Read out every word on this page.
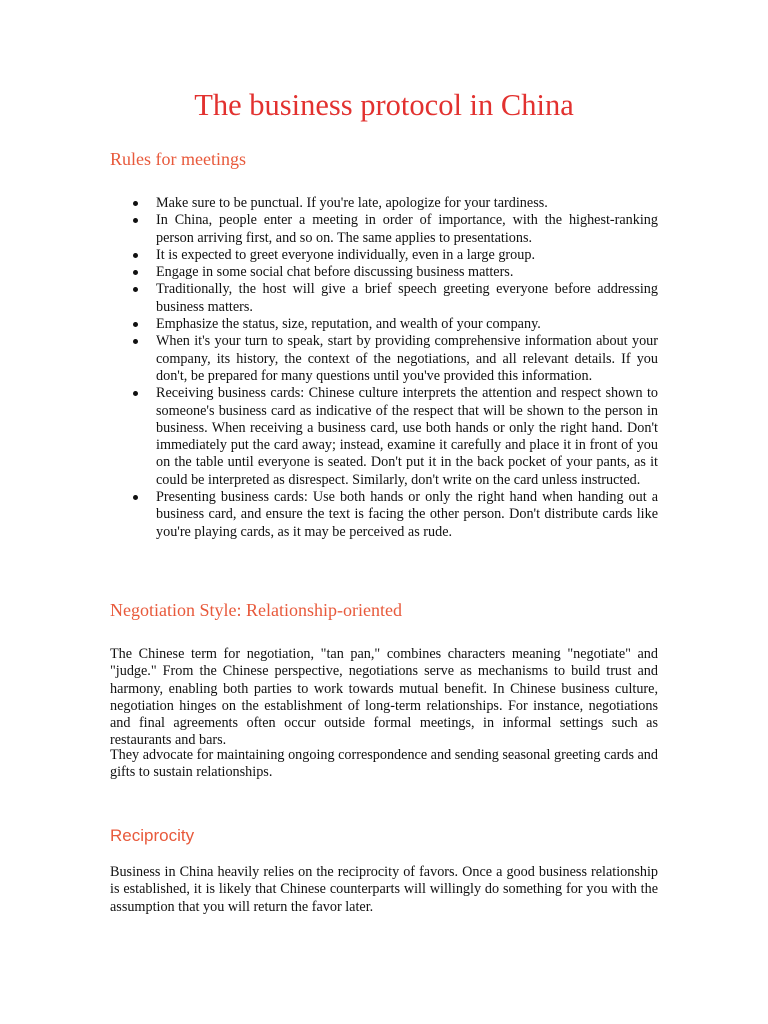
The business protocol in China
Rules for meetings
Make sure to be punctual. If you're late, apologize for your tardiness.
In China, people enter a meeting in order of importance, with the highest-ranking person arriving first, and so on. The same applies to presentations.
It is expected to greet everyone individually, even in a large group.
Engage in some social chat before discussing business matters.
Traditionally, the host will give a brief speech greeting everyone before addressing business matters.
Emphasize the status, size, reputation, and wealth of your company.
When it's your turn to speak, start by providing comprehensive information about your company, its history, the context of the negotiations, and all relevant details. If you don't, be prepared for many questions until you've provided this information.
Receiving business cards: Chinese culture interprets the attention and respect shown to someone's business card as indicative of the respect that will be shown to the person in business. When receiving a business card, use both hands or only the right hand. Don't immediately put the card away; instead, examine it carefully and place it in front of you on the table until everyone is seated. Don't put it in the back pocket of your pants, as it could be interpreted as disrespect. Similarly, don't write on the card unless instructed.
Presenting business cards: Use both hands or only the right hand when handing out a business card, and ensure the text is facing the other person. Don't distribute cards like you're playing cards, as it may be perceived as rude.
Negotiation Style: Relationship-oriented

The Chinese term for negotiation, "tan pan," combines characters meaning "negotiate" and "judge." From the Chinese perspective, negotiations serve as mechanisms to build trust and harmony, enabling both parties to work towards mutual benefit. In Chinese business culture, negotiation hinges on the establishment of long-term relationships. For instance, negotiations and final agreements often occur outside formal meetings, in informal settings such as restaurants and bars.

They advocate for maintaining ongoing correspondence and sending seasonal greeting cards and gifts to sustain relationships.

Reciprocity

Business in China heavily relies on the reciprocity of favors. Once a good business relationship is established, it is likely that Chinese counterparts will willingly do something for you with the assumption that you will return the favor later.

STATED TASK: Give all the lines above again, character for character, without pictures.

EXERCISE RESPONSE:
Read out every word on this page.
The business protocol in China
Rules for meetings
Make sure to be punctual. If you're late, apologize for your tardiness.
In China, people enter a meeting in order of importance, with the highest-ranking person arriving first, and so on. The same applies to presentations.
It is expected to greet everyone individually, even in a large group.
Engage in some social chat before discussing business matters.
Traditionally, the host will give a brief speech greeting everyone before addressing business matters.
Emphasize the status, size, reputation, and wealth of your company.
When it's your turn to speak, start by providing comprehensive information about your company, its history, the context of the negotiations, and all relevant details. If you don't, be prepared for many questions until you've provided this information.
Receiving business cards: Chinese culture interprets the attention and respect shown to someone's business card as indicative of the respect that will be shown to the person in business. When receiving a business card, use both hands or only the right hand. Don't immediately put the card away; instead, examine it carefully and place it in front of you on the table until everyone is seated. Don't put it in the back pocket of your pants, as it could be interpreted as disrespect. Similarly, don't write on the card unless instructed.
Presenting business cards: Use both hands or only the right hand when handing out a business card, and ensure the text is facing the other person. Don't distribute cards like you're playing cards, as it may be perceived as rude.
Negotiation Style: Relationship-oriented

The Chinese term for negotiation, "tan pan," combines characters meaning "negotiate" and "judge." From the Chinese perspective, negotiations serve as mechanisms to build trust and harmony, enabling both parties to work towards mutual benefit. In Chinese business culture, negotiation hinges on the establishment of long-term relationships. For instance, negotiations and final agreements often occur outside formal meetings, in informal settings such as restaurants and bars.

They advocate for maintaining ongoing correspondence and sending seasonal greeting cards and gifts to sustain relationships.

Reciprocity

Business in China heavily relies on the reciprocity of favors. Once a good business relationship is established, it is likely that Chinese counterparts will willingly do something for you with the assumption that you will return the favor later.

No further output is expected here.